### Requirement
Show every line in the records below that contains the word "values".

### Material to process
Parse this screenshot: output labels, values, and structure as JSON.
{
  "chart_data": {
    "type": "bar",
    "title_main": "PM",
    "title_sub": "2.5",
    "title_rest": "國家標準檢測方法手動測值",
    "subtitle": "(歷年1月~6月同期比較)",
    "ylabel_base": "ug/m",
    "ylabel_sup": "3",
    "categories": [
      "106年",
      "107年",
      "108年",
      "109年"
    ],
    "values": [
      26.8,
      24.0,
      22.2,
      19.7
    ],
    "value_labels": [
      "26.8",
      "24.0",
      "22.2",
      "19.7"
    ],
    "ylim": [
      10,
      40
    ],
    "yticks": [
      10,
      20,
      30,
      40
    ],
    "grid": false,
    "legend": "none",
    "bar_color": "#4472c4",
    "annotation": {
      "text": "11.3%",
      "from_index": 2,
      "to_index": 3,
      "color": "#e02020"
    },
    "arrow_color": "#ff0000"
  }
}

### Written response
Parse this screenshot: output labels, values, and structure as JSON.
    "values": [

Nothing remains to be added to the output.